Work to be completed: Set down each line of the data below exactly as it stands, dropping the pictures.

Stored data
======

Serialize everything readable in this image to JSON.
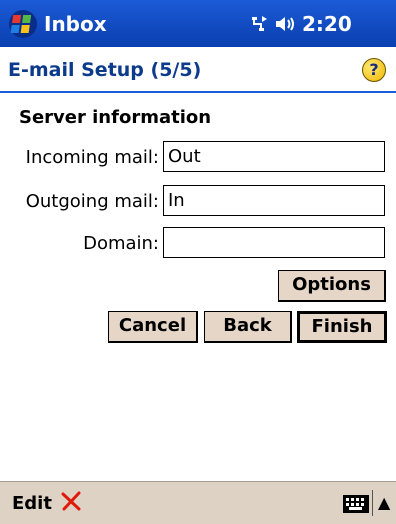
{
  "titlebar": {
    "app_title": "Inbox",
    "time": "2:20",
    "status_icons": [
      "connectivity-icon",
      "speaker-icon"
    ]
  },
  "header": {
    "page_title": "E-mail Setup (5/5)",
    "help_icon": "help-icon"
  },
  "form": {
    "section_title": "Server information",
    "incoming_label": "Incoming mail:",
    "incoming_value": "Out",
    "outgoing_label": "Outgoing mail:",
    "outgoing_value": "In",
    "domain_label": "Domain:",
    "domain_value": ""
  },
  "buttons": {
    "options": "Options",
    "cancel": "Cancel",
    "back": "Back",
    "finish": "Finish"
  },
  "menubar": {
    "edit": "Edit",
    "delete_icon": "delete-x-icon",
    "keyboard_icon": "keyboard-icon",
    "arrow_icon": "arrow-up-icon"
  },
  "colors": {
    "titlebar": "#1b5bd6",
    "header_text": "#0c3b8c",
    "button_bg": "#e6d6c8",
    "menubar_bg": "#ded2c5",
    "delete_x": "#e01a0a"
  }
}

======

Complete output:
Serialize everything readable in this image to JSON.
{
  "titlebar": {
    "app_title": "Inbox",
    "time": "2:20",
    "status_icons": [
      "connectivity-icon",
      "speaker-icon"
    ]
  },
  "header": {
    "page_title": "E-mail Setup (5/5)",
    "help_icon": "help-icon"
  },
  "form": {
    "section_title": "Server information",
    "incoming_label": "Incoming mail:",
    "incoming_value": "Out",
    "outgoing_label": "Outgoing mail:",
    "outgoing_value": "In",
    "domain_label": "Domain:",
    "domain_value": ""
  },
  "buttons": {
    "options": "Options",
    "cancel": "Cancel",
    "back": "Back",
    "finish": "Finish"
  },
  "menubar": {
    "edit": "Edit",
    "delete_icon": "delete-x-icon",
    "keyboard_icon": "keyboard-icon",
    "arrow_icon": "arrow-up-icon"
  },
  "colors": {
    "titlebar": "#1b5bd6",
    "header_text": "#0c3b8c",
    "button_bg": "#e6d6c8",
    "menubar_bg": "#ded2c5",
    "delete_x": "#e01a0a"
  }
}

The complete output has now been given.